━━ SELECTED EXCERPT

I recently examined four false notions promoted by Carl Rogers (and Abraham Maslow) that are well on the way to destroying America. In this essay I will expand on one of them—the idea that feelings and emotions are a better guide than reason and logic.
William Coulson, a close associate of Rogers, has noted that Rogers’ conviction about feelings was not merely an intellectual exercise but a guide to behavior. He explains that Rogers promoted “unstinting satisfaction of desires—bodily or otherwise” and contended that people’s “’deepest impulses’ are always admirable” and that neither the impulses nor the actions they produce should ever be regretted or apologized for.*
That view of feelings has dominated popular culture since the 1960s. For a time, educators resisted it, especially when Critical Thinking was in vogue. With the advent of the self-esteem movement, however, the emphasis on feelings gained favor over reason even in education. To appreciate the significance of the shift in dominance from reason to feelings, we need to understand the difference between being guided by thinking and being guided by emotion.
When we are guided by thinking, our reaction begins with a feeling or an impression about something, for example a point of view. The feeling may be strong or weak, interested or disinterested, positive or negative; and it may be based on our prior reactions in similar situations and/or our beliefs (political, religious, philosophical). Then, at that time or some later time, we wonder about the feeling or impression, seek further evidence and other people’s views, weigh all this, and form a judgment. The judgment may support the feeling or oppose it.
In contrast, when we are guided by feelings, we begin the same way, with a feeling or impression, but there the similarity ends. We do not wonder about the feeling. We do not seek other views and consider their merits. We do not determine what judgment is most reasonable. Instead, we harden our original feeling into a conviction and refuse to consider alternative views, regardless of the arguments and evidence offered in support of them. Often, our ego becomes so invested in defending our feeling that we accuse those who hold other views of being dishonest and hateful.

━━━━

▶ [CHALLENGE 1] In the listing, rename "page-bottom-edge" to "page-lower-edge" in the lines from the start through the line holding "paragraph-2: Libri, quibus", inclusive. Leave everything else in those lines unchanged.

━━ GIVEN INFORMATION

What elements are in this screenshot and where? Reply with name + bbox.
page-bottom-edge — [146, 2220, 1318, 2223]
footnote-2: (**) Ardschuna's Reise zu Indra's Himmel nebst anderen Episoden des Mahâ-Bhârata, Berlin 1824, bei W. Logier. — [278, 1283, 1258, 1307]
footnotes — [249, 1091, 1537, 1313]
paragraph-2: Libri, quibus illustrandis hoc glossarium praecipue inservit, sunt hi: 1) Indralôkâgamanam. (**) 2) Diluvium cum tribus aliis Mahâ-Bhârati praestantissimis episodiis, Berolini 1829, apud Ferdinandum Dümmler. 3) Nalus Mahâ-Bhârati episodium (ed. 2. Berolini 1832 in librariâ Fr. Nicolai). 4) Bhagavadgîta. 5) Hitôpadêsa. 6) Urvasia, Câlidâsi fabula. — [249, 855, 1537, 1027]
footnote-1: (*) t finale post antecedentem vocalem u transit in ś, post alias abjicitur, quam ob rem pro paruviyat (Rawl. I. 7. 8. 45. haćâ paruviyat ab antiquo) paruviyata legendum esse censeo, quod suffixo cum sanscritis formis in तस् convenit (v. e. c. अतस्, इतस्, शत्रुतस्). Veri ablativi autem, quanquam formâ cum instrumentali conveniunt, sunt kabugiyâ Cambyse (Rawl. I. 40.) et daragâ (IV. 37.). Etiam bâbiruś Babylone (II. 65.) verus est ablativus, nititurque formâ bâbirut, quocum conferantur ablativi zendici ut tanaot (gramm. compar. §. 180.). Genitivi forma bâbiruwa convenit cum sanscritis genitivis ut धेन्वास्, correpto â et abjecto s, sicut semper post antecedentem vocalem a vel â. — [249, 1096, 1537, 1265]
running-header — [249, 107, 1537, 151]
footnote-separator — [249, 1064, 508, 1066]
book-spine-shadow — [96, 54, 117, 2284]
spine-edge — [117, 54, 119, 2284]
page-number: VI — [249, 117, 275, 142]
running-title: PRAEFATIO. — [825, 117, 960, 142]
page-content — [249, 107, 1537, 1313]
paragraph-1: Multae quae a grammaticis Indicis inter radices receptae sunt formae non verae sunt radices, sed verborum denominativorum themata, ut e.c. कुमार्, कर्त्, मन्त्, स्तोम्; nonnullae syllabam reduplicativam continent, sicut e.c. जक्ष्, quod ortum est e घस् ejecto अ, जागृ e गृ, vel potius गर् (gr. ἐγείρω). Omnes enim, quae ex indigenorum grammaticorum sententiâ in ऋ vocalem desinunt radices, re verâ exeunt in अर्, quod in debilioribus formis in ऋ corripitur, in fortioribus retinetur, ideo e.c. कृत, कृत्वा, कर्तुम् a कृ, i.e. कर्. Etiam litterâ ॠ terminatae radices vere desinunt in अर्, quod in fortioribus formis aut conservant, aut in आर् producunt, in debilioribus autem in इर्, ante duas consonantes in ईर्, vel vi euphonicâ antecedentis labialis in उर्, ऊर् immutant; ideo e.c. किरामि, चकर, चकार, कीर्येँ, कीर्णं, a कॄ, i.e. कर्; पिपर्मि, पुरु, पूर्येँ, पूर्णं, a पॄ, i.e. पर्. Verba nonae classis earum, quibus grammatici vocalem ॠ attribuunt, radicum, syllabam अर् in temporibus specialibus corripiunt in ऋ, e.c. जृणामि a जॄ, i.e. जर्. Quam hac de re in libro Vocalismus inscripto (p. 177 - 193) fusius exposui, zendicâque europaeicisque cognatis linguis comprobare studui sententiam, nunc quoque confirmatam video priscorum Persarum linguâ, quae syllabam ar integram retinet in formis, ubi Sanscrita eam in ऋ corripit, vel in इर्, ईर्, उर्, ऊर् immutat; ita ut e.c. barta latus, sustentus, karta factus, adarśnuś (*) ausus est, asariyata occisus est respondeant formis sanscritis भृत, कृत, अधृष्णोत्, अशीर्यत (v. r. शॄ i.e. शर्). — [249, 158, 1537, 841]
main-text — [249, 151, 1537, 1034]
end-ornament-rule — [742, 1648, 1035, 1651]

━━━━

▶ [CHALLENGE 2] Name every person mentioned in the essay on feelings versus reason.

▶ [WRITTEN ANSWER 1]
What elements are in this screenshot and where? Reply with name + bbox.
page-lower-edge — [146, 2220, 1318, 2223]
footnote-2: (**) Ardschuna's Reise zu Indra's Himmel nebst anderen Episoden des Mahâ-Bhârata, Berlin 1824, bei W. Logier. — [278, 1283, 1258, 1307]
footnotes — [249, 1091, 1537, 1313]
paragraph-2: Libri, quibus illustrandis hoc glossarium praecipue inservit, sunt hi: 1) Indralôkâgamanam. (**) 2) Diluvium cum tribus aliis Mahâ-Bhârati praestantissimis episodiis, Berolini 1829, apud Ferdinandum Dümmler. 3) Nalus Mahâ-Bhârati episodium (ed. 2. Berolini 1832 in librariâ Fr. Nicolai). 4) Bhagavadgîta. 5) Hitôpadêsa. 6) Urvasia, Câlidâsi fabula. — [249, 855, 1537, 1027]

▶ [WRITTEN ANSWER 2] Carl Rogers, Abraham Maslow, William Coulson